▶ **Data provided**:
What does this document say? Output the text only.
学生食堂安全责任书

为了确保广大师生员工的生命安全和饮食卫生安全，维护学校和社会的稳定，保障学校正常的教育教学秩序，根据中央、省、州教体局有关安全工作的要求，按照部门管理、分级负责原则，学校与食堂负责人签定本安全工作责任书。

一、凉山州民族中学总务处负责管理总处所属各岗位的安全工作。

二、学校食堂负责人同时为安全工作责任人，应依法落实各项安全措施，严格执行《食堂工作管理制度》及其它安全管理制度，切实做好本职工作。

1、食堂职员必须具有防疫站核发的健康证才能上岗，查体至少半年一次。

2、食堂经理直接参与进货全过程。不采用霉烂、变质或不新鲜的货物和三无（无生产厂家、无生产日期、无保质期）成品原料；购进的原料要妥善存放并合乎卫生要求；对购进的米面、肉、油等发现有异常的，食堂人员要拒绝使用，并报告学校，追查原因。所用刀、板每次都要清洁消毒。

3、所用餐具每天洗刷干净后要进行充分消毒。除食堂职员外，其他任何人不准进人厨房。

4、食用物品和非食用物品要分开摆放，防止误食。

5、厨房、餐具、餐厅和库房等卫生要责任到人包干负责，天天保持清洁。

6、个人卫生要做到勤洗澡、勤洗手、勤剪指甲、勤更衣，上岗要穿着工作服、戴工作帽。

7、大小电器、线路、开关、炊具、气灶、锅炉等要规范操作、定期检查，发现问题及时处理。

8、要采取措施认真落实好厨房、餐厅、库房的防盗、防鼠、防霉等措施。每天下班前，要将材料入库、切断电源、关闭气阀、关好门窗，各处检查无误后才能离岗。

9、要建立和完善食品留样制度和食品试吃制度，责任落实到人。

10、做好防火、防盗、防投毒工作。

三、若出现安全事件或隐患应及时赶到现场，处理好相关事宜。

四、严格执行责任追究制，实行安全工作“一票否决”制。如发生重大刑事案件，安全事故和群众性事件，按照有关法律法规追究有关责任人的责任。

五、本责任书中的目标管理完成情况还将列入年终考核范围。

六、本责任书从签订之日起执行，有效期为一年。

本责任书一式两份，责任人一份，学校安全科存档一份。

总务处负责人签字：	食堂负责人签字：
...
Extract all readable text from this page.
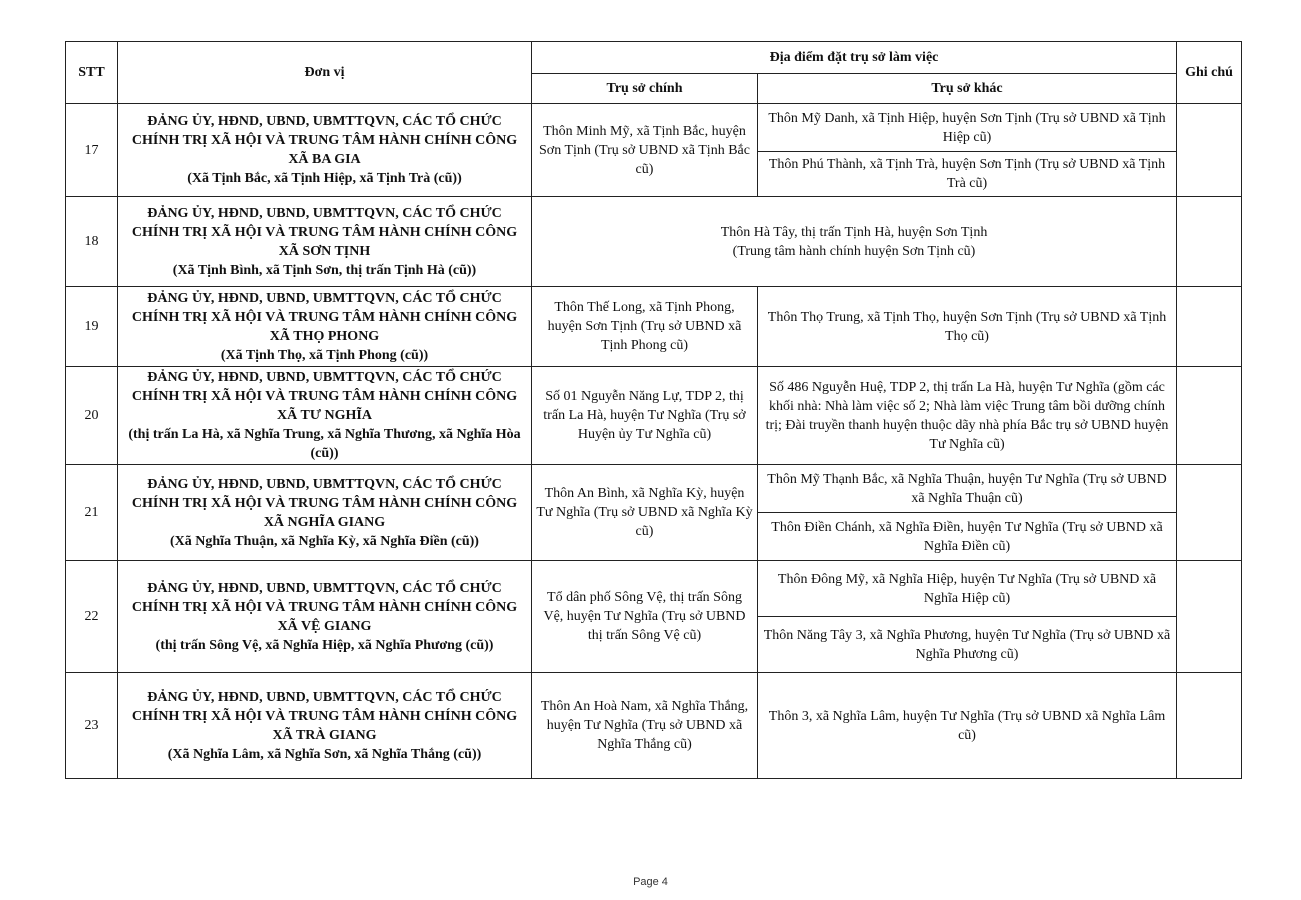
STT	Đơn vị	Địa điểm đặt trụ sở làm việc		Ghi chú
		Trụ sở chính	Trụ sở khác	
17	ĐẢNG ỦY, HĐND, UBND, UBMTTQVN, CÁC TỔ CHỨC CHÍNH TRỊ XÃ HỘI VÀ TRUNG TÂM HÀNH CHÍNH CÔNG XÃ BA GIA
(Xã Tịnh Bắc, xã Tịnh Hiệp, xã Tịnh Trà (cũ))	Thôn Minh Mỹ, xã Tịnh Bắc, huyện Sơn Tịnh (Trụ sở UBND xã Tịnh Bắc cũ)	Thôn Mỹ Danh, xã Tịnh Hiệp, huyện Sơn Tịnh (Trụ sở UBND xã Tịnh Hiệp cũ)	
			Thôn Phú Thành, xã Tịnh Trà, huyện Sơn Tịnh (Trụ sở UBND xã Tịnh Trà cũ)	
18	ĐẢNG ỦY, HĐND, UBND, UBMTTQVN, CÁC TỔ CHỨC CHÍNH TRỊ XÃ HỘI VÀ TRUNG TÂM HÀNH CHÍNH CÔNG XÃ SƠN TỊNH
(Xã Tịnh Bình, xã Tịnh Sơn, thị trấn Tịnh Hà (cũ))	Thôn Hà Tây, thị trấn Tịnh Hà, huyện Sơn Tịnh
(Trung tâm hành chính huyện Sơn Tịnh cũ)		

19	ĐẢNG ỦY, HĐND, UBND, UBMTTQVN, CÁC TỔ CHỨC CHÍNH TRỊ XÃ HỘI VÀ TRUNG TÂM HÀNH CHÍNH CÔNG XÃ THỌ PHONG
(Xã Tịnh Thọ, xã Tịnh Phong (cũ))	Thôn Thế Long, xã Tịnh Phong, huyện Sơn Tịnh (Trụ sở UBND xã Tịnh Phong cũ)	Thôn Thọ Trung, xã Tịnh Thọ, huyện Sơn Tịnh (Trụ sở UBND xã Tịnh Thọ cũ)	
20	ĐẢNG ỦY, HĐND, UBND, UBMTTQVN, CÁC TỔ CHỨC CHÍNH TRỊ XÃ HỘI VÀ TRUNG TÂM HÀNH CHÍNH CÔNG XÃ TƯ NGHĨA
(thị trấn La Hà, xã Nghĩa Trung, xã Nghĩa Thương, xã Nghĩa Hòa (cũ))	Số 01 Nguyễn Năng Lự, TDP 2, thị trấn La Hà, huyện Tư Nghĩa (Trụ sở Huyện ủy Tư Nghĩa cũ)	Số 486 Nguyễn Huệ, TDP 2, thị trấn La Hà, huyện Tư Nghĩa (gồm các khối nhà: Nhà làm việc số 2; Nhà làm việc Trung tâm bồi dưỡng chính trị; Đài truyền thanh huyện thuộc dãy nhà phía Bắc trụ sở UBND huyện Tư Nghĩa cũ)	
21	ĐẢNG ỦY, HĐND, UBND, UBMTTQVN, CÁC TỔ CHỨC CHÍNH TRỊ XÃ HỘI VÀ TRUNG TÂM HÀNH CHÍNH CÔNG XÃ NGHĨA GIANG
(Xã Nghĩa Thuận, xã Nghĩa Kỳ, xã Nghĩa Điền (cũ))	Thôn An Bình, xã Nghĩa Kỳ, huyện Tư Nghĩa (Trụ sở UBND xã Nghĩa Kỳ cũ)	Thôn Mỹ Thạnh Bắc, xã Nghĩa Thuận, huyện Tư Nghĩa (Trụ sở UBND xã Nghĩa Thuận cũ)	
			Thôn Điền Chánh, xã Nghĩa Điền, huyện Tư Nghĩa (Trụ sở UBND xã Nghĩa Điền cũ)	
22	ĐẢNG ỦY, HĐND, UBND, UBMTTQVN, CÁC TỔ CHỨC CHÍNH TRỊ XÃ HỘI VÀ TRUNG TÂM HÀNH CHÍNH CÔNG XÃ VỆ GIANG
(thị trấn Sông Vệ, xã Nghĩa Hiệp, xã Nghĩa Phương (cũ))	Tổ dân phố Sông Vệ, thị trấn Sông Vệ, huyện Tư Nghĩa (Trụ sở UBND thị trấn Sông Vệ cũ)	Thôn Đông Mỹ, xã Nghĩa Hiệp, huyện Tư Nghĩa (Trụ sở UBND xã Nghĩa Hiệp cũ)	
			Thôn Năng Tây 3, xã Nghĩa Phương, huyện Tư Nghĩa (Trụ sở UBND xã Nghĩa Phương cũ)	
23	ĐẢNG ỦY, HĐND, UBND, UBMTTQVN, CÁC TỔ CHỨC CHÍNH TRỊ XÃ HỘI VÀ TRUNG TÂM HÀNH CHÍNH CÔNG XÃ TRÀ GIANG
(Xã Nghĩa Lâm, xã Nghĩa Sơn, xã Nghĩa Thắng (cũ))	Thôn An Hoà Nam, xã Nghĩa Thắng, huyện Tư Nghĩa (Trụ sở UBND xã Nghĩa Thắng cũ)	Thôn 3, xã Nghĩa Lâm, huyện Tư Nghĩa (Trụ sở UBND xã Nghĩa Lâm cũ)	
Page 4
* * *
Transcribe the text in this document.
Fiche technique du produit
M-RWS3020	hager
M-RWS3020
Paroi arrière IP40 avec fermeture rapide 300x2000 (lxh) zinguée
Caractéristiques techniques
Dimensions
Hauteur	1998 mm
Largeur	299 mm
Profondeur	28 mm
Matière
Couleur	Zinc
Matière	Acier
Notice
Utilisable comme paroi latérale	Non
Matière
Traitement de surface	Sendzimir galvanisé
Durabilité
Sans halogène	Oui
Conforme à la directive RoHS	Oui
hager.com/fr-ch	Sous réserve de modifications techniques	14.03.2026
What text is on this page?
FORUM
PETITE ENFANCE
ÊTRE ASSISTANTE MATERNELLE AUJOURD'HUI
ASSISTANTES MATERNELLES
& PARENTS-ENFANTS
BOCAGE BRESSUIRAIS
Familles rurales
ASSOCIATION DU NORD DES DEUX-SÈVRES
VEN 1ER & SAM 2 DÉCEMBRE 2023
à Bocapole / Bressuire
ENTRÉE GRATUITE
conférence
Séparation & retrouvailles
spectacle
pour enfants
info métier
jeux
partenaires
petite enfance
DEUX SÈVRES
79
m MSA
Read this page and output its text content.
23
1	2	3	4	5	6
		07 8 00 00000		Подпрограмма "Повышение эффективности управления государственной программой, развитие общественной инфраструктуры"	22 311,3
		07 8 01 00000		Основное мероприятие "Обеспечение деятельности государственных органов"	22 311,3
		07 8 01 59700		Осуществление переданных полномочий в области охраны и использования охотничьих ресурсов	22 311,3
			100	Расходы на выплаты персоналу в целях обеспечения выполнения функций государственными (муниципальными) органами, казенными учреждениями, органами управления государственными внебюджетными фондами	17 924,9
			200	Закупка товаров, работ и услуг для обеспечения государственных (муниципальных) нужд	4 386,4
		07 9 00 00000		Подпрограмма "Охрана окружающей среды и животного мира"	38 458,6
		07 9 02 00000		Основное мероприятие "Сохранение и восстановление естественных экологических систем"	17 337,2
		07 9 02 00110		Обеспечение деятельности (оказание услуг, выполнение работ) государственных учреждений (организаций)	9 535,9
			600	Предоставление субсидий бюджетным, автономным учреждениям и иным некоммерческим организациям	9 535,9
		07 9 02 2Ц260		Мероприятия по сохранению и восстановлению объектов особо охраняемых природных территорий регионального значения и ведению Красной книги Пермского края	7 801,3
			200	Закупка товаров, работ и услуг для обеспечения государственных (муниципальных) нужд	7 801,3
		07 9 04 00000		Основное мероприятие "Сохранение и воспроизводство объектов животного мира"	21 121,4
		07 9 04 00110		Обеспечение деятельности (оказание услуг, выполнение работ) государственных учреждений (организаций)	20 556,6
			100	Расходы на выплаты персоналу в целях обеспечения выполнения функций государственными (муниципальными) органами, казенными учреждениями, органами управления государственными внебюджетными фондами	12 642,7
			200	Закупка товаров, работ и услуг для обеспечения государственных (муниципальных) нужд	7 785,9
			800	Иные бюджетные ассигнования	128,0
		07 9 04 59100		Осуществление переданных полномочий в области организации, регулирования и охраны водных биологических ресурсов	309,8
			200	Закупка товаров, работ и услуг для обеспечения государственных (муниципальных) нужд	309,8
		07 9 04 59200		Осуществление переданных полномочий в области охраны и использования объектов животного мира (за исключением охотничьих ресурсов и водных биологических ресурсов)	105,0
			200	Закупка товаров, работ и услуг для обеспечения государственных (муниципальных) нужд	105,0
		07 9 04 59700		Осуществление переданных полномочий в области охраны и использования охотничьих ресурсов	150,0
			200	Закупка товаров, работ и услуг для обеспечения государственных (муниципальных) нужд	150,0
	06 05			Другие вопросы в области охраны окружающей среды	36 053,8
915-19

▶ **Given instruction**: Show all lines in the entries above where the string "text" appears.

▶ **Solution to the exercise**:
What does this document say? Output the text only.
Extract all readable text from this page.
Transcribe the text in this document.
What text is on this page?
Read this page and output its text content.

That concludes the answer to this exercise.